▶ **Given request 1**:
Answer these questions about the passage on William Cronon and academic freedom:
(a) In which newspaper did Cronon's op-ed piece appear?
(b) What kind of request are the Wisconsin politicians using to try to view Cronon's e-mails?
(c) What academic position does Cronon hold?

▶ **Reading passage**:

□ □ □ □

Noted environmental historian William Cronon is facing retaliation by politicians in Wisconsin who are using an Open Records Act request in an attempt to view Cronon’s personal and professional e-mails. This effort is a gross abuse of the freedom of information laws and of the principle of open governmental records. Politicians in Wisconsin made this request in direct response to Cronon’s recent op-ed piece in the New York Times, which provided historical contextualization of the recent attempts to strip Wisconsin state workers’ collective bargaining rights and criticized those efforts. This freedom of information request represents a blatant attack on a single professor’s academic freedom in an attempt to silence him.
Faculty and teachers everywhere should be concerned about this assault on academic freedom and the possibility that it could set a precedent for intimidating professors elsewhere in the United States and around the world. William Cronon is a tenured full professor of history with an international reputation that will offer him considerable support in this legal situation. Many other professors and teachers have no tenure protections and limited access to legal support. As Cronon’s academic freedom is attacked, so is that of all of these more vulnerable educators.

□ □ □ □

▶ **Given request 2**: Pull out every line in the rows below that contains the string "home", matching case exactly.

▶ **Records provided**:
□ □ □ □

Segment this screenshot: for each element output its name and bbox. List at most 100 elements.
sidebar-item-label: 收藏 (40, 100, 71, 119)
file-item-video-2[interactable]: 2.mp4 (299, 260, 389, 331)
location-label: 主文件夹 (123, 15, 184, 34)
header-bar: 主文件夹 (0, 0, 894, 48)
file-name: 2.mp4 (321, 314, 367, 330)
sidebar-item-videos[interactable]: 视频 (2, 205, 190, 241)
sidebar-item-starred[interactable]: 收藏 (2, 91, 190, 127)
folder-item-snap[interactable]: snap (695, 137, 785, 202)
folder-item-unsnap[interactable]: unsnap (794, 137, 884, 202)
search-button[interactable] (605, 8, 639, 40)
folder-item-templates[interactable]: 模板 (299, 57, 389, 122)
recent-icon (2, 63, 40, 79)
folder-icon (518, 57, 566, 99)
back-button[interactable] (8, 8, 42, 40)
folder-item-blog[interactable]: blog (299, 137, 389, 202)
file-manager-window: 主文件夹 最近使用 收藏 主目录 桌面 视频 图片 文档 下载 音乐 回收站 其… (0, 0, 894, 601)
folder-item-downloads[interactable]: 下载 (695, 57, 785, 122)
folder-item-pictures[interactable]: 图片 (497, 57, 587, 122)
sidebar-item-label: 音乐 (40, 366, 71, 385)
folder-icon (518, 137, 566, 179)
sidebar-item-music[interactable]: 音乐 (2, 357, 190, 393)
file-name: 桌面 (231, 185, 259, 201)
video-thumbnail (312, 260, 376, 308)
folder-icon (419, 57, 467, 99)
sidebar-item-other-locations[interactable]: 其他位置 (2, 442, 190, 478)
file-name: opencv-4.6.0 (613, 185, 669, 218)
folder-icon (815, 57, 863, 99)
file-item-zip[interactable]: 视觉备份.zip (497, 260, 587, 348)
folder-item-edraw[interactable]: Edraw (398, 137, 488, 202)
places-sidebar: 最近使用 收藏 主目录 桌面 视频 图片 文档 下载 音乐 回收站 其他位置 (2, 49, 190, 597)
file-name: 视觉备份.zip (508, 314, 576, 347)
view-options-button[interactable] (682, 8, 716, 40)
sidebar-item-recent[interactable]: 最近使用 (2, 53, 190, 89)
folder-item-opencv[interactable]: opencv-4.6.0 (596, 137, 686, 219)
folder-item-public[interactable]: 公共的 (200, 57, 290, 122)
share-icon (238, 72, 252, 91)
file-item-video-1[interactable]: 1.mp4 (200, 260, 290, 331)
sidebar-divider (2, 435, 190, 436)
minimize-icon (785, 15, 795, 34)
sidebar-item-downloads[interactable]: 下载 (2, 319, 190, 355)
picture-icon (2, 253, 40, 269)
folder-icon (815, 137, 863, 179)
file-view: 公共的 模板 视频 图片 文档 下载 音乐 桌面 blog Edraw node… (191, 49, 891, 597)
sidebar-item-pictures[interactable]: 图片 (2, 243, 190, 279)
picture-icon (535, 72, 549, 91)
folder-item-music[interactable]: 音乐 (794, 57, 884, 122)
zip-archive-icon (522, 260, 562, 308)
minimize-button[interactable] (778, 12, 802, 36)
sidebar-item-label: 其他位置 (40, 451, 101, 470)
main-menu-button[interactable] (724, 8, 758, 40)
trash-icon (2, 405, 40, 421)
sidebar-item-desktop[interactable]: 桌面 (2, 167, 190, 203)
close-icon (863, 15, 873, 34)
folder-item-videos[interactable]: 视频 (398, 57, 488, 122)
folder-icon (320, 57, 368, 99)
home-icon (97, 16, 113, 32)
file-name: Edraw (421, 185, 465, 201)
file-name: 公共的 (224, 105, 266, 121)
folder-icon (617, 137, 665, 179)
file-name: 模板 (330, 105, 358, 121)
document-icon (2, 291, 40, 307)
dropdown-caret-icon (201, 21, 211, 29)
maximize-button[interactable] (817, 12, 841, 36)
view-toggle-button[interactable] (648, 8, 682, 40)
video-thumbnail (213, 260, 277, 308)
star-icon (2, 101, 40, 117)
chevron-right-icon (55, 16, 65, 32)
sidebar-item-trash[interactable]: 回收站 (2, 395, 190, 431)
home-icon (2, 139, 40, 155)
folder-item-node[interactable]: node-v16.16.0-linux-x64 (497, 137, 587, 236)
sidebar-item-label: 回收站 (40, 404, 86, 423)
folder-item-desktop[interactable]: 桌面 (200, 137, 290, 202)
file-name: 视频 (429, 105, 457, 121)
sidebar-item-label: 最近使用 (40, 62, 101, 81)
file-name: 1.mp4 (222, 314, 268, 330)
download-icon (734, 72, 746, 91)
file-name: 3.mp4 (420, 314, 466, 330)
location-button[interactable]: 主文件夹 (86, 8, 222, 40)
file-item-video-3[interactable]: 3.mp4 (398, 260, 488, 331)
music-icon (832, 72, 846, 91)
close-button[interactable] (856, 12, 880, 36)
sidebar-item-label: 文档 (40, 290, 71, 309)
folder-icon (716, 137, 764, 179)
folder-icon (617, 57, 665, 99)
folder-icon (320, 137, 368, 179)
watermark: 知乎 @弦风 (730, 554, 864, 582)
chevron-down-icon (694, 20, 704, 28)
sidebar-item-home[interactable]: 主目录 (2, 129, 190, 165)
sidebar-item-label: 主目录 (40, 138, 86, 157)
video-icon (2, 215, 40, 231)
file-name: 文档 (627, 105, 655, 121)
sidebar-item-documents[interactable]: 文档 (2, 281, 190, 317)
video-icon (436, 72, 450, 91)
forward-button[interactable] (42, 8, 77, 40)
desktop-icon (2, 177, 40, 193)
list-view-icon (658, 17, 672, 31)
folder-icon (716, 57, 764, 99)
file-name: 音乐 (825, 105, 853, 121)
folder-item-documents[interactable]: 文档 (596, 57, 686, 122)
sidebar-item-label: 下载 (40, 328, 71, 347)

□ □ □ □

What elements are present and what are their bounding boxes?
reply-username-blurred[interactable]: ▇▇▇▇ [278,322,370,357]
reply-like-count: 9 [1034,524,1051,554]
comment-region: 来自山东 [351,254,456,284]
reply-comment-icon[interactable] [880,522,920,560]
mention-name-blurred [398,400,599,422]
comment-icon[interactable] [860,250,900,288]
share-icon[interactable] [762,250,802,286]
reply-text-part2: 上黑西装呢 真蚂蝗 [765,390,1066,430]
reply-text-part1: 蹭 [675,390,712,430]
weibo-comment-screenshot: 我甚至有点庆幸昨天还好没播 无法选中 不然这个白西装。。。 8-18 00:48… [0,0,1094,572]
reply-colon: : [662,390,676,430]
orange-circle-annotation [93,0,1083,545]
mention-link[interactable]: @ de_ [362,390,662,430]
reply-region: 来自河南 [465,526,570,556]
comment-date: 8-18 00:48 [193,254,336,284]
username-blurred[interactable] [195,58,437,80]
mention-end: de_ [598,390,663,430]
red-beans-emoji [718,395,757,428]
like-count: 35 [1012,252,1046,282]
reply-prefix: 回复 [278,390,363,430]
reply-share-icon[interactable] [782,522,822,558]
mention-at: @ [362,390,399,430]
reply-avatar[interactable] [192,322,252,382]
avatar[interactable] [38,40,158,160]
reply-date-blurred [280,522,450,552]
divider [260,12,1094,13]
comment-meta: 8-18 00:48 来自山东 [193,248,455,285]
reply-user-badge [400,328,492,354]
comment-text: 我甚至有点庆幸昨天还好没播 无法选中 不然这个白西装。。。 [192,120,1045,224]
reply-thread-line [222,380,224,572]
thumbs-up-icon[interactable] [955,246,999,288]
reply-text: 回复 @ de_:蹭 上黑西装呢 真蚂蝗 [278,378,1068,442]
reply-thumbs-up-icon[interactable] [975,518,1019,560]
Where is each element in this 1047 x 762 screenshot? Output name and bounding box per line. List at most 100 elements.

□ □ □ □

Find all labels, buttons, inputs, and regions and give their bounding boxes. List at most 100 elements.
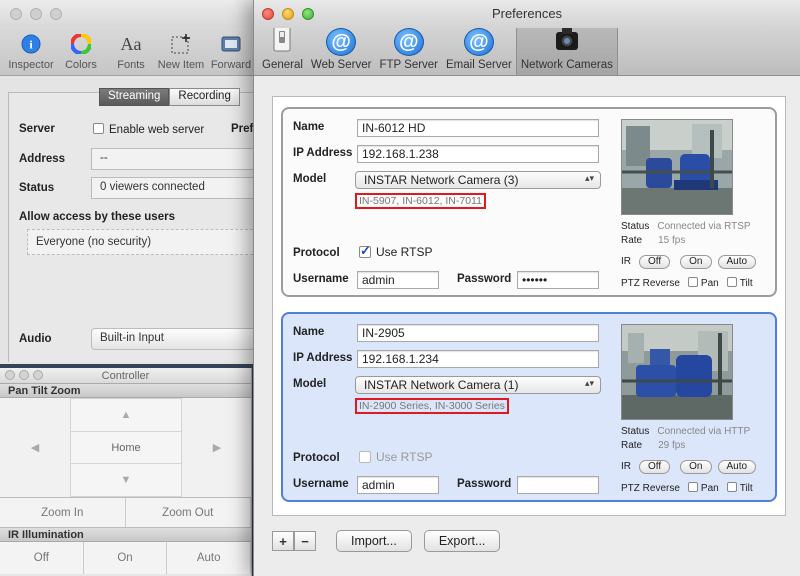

□ □ □ □

▶ **Answer 1**:
(a) The New York Times.
(b) An Open Records Act request.
(c) He is a tenured full professor of history.

▶ **Answer 2**:
home-icon (97, 16, 113, 32)
home-icon (2, 139, 40, 155)
sidebar-item-home[interactable]: 主目录 (2, 129, 190, 165)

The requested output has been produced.